Short problem =
Write out all lines holding the word "name".

Data provided =
▽

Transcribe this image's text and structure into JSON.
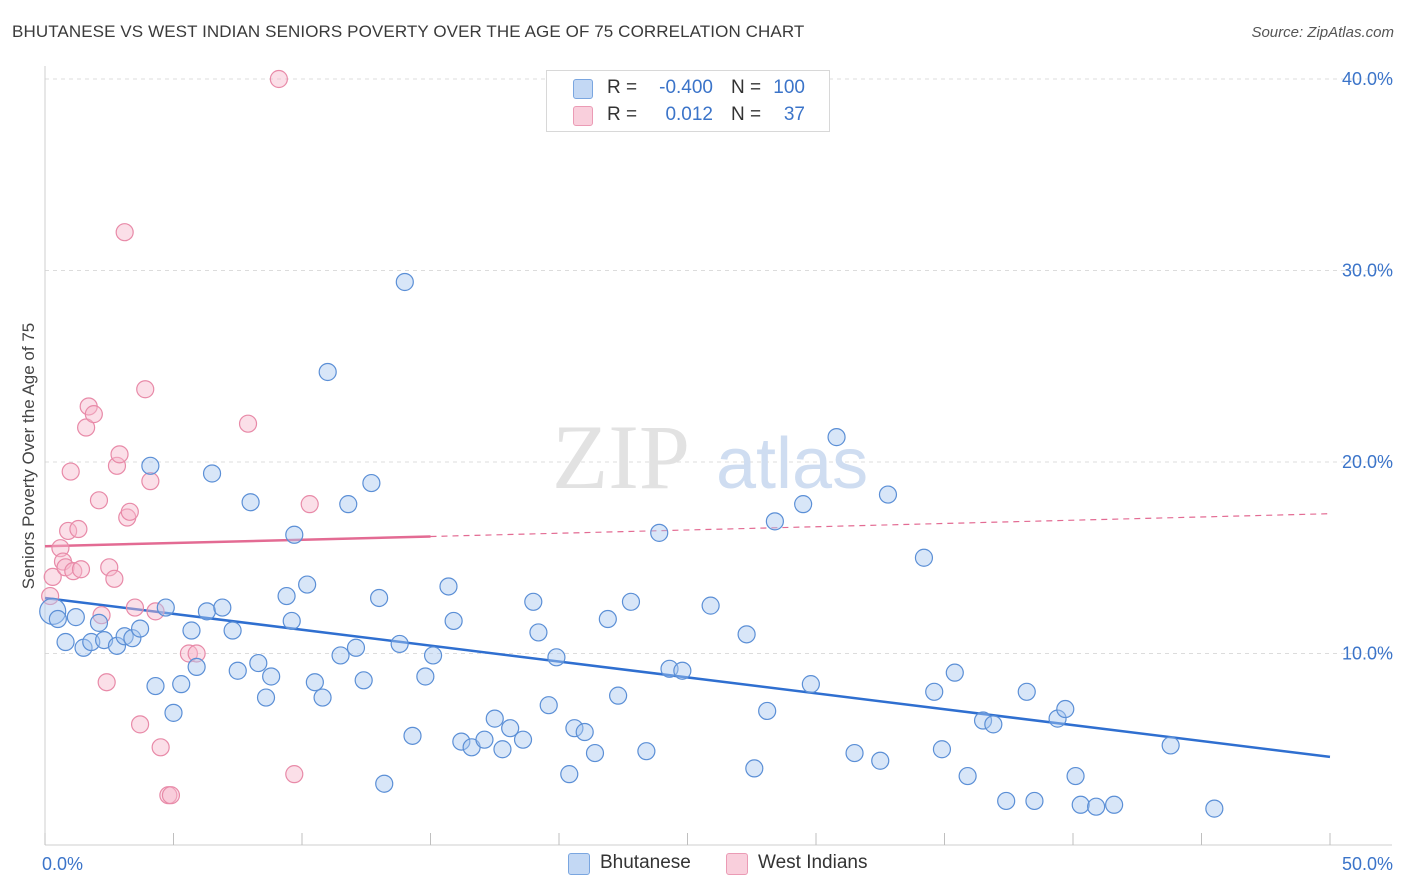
{
  "header": {
    "title": "BHUTANESE VS WEST INDIAN SENIORS POVERTY OVER THE AGE OF 75 CORRELATION CHART",
    "source": "Source: ZipAtlas.com"
  },
  "legend": {
    "rows": [
      {
        "r_label": "R =",
        "r_value": "-0.400",
        "n_label": "N =",
        "n_value": "100"
      },
      {
        "r_label": "R =",
        "r_value": "0.012",
        "n_label": "N =",
        "n_value": "37"
      }
    ]
  },
  "bottom_legend": {
    "bhutanese": "Bhutanese",
    "west_indians": "West Indians"
  },
  "watermark": {
    "zip": "ZIP",
    "atlas": "atlas"
  },
  "colors": {
    "blue_fill": "#a9c8f0",
    "blue_stroke": "#5b8fd6",
    "blue_line": "#2f6fd0",
    "pink_fill": "#f6b8cb",
    "pink_stroke": "#e88aa8",
    "pink_line": "#e36b93",
    "tick_text": "#3b74c9"
  },
  "chart_data": {
    "type": "scatter",
    "title": "BHUTANESE VS WEST INDIAN SENIORS POVERTY OVER THE AGE OF 75 CORRELATION CHART",
    "xlabel": "",
    "ylabel": "Seniors Poverty Over the Age of 75",
    "xlim": [
      0,
      50
    ],
    "ylim": [
      0,
      40
    ],
    "x_tick_labels": [
      "0.0%",
      "50.0%"
    ],
    "y_ticks": [
      10,
      20,
      30,
      40
    ],
    "y_tick_labels": [
      "10.0%",
      "20.0%",
      "30.0%",
      "40.0%"
    ],
    "grid": true,
    "series": [
      {
        "name": "Bhutanese",
        "r": -0.4,
        "n": 100,
        "trend": {
          "x": [
            0,
            50
          ],
          "y": [
            12.9,
            4.6
          ],
          "dashed_from": null
        },
        "points": [
          [
            0.3,
            12.2
          ],
          [
            0.5,
            11.8
          ],
          [
            0.8,
            10.6
          ],
          [
            1.2,
            11.9
          ],
          [
            1.5,
            10.3
          ],
          [
            1.8,
            10.6
          ],
          [
            2.1,
            11.6
          ],
          [
            2.3,
            10.7
          ],
          [
            2.8,
            10.4
          ],
          [
            3.1,
            10.9
          ],
          [
            3.4,
            10.8
          ],
          [
            3.7,
            11.3
          ],
          [
            4.1,
            19.8
          ],
          [
            4.3,
            8.3
          ],
          [
            4.7,
            12.4
          ],
          [
            5.0,
            6.9
          ],
          [
            5.3,
            8.4
          ],
          [
            5.7,
            11.2
          ],
          [
            5.9,
            9.3
          ],
          [
            6.3,
            12.2
          ],
          [
            6.5,
            19.4
          ],
          [
            6.9,
            12.4
          ],
          [
            7.3,
            11.2
          ],
          [
            7.5,
            9.1
          ],
          [
            8.0,
            17.9
          ],
          [
            8.3,
            9.5
          ],
          [
            8.6,
            7.7
          ],
          [
            8.8,
            8.8
          ],
          [
            9.4,
            13.0
          ],
          [
            9.6,
            11.7
          ],
          [
            9.7,
            16.2
          ],
          [
            10.2,
            13.6
          ],
          [
            10.5,
            8.5
          ],
          [
            10.8,
            7.7
          ],
          [
            11.0,
            24.7
          ],
          [
            11.5,
            9.9
          ],
          [
            11.8,
            17.8
          ],
          [
            12.1,
            10.3
          ],
          [
            12.4,
            8.6
          ],
          [
            12.7,
            18.9
          ],
          [
            13.0,
            12.9
          ],
          [
            13.2,
            3.2
          ],
          [
            13.8,
            10.5
          ],
          [
            14.0,
            29.4
          ],
          [
            14.3,
            5.7
          ],
          [
            14.8,
            8.8
          ],
          [
            15.1,
            9.9
          ],
          [
            15.7,
            13.5
          ],
          [
            15.9,
            11.7
          ],
          [
            16.2,
            5.4
          ],
          [
            16.6,
            5.1
          ],
          [
            17.1,
            5.5
          ],
          [
            17.5,
            6.6
          ],
          [
            17.8,
            5.0
          ],
          [
            18.1,
            6.1
          ],
          [
            18.6,
            5.5
          ],
          [
            19.0,
            12.7
          ],
          [
            19.2,
            11.1
          ],
          [
            19.6,
            7.3
          ],
          [
            19.9,
            9.8
          ],
          [
            20.4,
            3.7
          ],
          [
            20.6,
            6.1
          ],
          [
            21.0,
            5.9
          ],
          [
            21.4,
            4.8
          ],
          [
            21.9,
            11.8
          ],
          [
            22.3,
            7.8
          ],
          [
            22.8,
            12.7
          ],
          [
            23.4,
            4.9
          ],
          [
            23.9,
            16.3
          ],
          [
            24.3,
            9.2
          ],
          [
            24.8,
            9.1
          ],
          [
            25.9,
            12.5
          ],
          [
            27.3,
            11.0
          ],
          [
            27.6,
            4.0
          ],
          [
            28.1,
            7.0
          ],
          [
            28.4,
            16.9
          ],
          [
            29.5,
            17.8
          ],
          [
            29.8,
            8.4
          ],
          [
            30.8,
            21.3
          ],
          [
            31.5,
            4.8
          ],
          [
            32.5,
            4.4
          ],
          [
            32.8,
            18.3
          ],
          [
            34.2,
            15.0
          ],
          [
            34.6,
            8.0
          ],
          [
            34.9,
            5.0
          ],
          [
            35.4,
            9.0
          ],
          [
            35.9,
            3.6
          ],
          [
            36.5,
            6.5
          ],
          [
            36.9,
            6.3
          ],
          [
            37.4,
            2.3
          ],
          [
            38.2,
            8.0
          ],
          [
            38.5,
            2.3
          ],
          [
            39.4,
            6.6
          ],
          [
            39.7,
            7.1
          ],
          [
            40.1,
            3.6
          ],
          [
            40.3,
            2.1
          ],
          [
            40.9,
            2.0
          ],
          [
            41.6,
            2.1
          ],
          [
            43.8,
            5.2
          ],
          [
            45.5,
            1.9
          ]
        ]
      },
      {
        "name": "West Indians",
        "r": 0.012,
        "n": 37,
        "trend": {
          "x": [
            0,
            50
          ],
          "y": [
            15.6,
            17.3
          ],
          "dashed_from": 15
        },
        "points": [
          [
            0.2,
            13.0
          ],
          [
            0.3,
            14.0
          ],
          [
            0.6,
            15.5
          ],
          [
            0.7,
            14.8
          ],
          [
            0.8,
            14.5
          ],
          [
            0.9,
            16.4
          ],
          [
            1.0,
            19.5
          ],
          [
            1.1,
            14.3
          ],
          [
            1.3,
            16.5
          ],
          [
            1.4,
            14.4
          ],
          [
            1.6,
            21.8
          ],
          [
            1.7,
            22.9
          ],
          [
            1.9,
            22.5
          ],
          [
            2.1,
            18.0
          ],
          [
            2.2,
            12.0
          ],
          [
            2.4,
            8.5
          ],
          [
            2.5,
            14.5
          ],
          [
            2.7,
            13.9
          ],
          [
            2.8,
            19.8
          ],
          [
            2.9,
            20.4
          ],
          [
            3.2,
            17.1
          ],
          [
            3.3,
            17.4
          ],
          [
            3.5,
            12.4
          ],
          [
            3.7,
            6.3
          ],
          [
            3.9,
            23.8
          ],
          [
            4.1,
            19.0
          ],
          [
            4.3,
            12.2
          ],
          [
            4.5,
            5.1
          ],
          [
            4.8,
            2.6
          ],
          [
            4.9,
            2.6
          ],
          [
            5.6,
            10.0
          ],
          [
            5.9,
            10.0
          ],
          [
            3.1,
            32.0
          ],
          [
            7.9,
            22.0
          ],
          [
            9.1,
            40.0
          ],
          [
            9.7,
            3.7
          ],
          [
            10.3,
            17.8
          ]
        ]
      }
    ]
  }
}
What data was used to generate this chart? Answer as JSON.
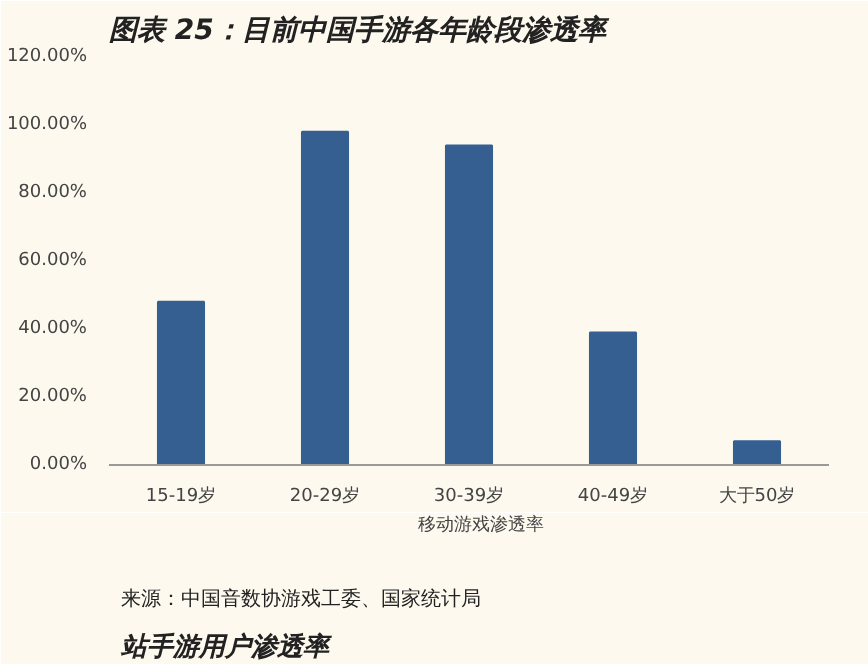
{
  "chart_data": {
    "type": "bar",
    "title": "图表 25：目前中国手游各年龄段渗透率",
    "categories": [
      "15-19岁",
      "20-29岁",
      "30-39岁",
      "40-49岁",
      "大于50岁"
    ],
    "series": [
      {
        "name": "移动游戏渗透率",
        "color": "#365f91",
        "values": [
          48,
          98,
          94,
          39,
          7
        ]
      }
    ],
    "ylim": [
      0,
      120
    ],
    "yticks": [
      {
        "value": 0,
        "label": "0.00%"
      },
      {
        "value": 20,
        "label": "20.00%"
      },
      {
        "value": 40,
        "label": "40.00%"
      },
      {
        "value": 60,
        "label": "60.00%"
      },
      {
        "value": 80,
        "label": "80.00%"
      },
      {
        "value": 100,
        "label": "100.00%"
      },
      {
        "value": 120,
        "label": "120.00%"
      }
    ],
    "grid": false,
    "legend": "bottom",
    "annotations": [
      "来源：中国音数协游戏工委、国家统计局",
      "站手游用户渗透率"
    ]
  }
}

△

Output for this exercise =
        "name": "Bhutanese",
        "name": "West Indians",
        "name": "移动游戏渗透率",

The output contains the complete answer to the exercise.